**YOUR GOAL**
Filter the entries and keep only the lines where the string "text" appears.
# START OF INPUT ROWS
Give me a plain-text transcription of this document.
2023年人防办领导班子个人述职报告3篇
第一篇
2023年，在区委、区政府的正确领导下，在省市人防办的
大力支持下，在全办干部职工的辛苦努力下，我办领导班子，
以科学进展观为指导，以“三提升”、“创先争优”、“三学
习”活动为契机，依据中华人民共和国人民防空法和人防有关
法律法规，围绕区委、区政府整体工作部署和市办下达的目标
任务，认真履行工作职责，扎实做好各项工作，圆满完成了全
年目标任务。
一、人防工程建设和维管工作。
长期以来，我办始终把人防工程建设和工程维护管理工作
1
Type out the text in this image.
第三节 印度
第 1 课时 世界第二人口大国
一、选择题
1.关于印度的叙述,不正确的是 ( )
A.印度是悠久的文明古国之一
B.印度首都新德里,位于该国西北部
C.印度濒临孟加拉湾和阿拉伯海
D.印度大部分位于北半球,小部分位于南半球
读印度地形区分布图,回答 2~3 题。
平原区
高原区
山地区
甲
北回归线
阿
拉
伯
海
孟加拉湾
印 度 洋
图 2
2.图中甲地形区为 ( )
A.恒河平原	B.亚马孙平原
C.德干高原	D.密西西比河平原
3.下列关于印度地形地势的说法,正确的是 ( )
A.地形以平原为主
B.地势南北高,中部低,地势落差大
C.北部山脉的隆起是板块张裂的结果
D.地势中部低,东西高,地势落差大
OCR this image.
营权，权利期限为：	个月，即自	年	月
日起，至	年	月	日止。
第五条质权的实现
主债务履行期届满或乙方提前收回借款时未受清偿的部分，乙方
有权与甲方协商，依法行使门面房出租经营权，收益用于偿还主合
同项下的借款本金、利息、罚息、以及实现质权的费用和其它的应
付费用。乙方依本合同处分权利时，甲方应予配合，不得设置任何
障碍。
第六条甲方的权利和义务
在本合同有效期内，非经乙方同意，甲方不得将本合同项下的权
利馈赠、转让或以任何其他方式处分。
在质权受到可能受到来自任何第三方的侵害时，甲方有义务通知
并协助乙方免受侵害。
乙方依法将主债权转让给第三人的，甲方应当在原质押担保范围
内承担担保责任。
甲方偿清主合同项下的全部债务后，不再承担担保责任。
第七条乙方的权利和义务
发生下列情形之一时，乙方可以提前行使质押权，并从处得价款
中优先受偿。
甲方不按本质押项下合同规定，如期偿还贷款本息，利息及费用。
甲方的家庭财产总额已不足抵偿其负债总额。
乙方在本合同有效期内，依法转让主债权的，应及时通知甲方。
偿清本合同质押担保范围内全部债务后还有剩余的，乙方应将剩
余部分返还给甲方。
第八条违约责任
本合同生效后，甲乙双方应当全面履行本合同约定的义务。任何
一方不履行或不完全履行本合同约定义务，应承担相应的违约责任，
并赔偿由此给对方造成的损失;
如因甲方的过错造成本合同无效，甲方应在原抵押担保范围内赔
# END OF INPUT ROWS
**ANSWER FOR THE TASK**
Give me a plain-text transcription of this document.
Type out the text in this image.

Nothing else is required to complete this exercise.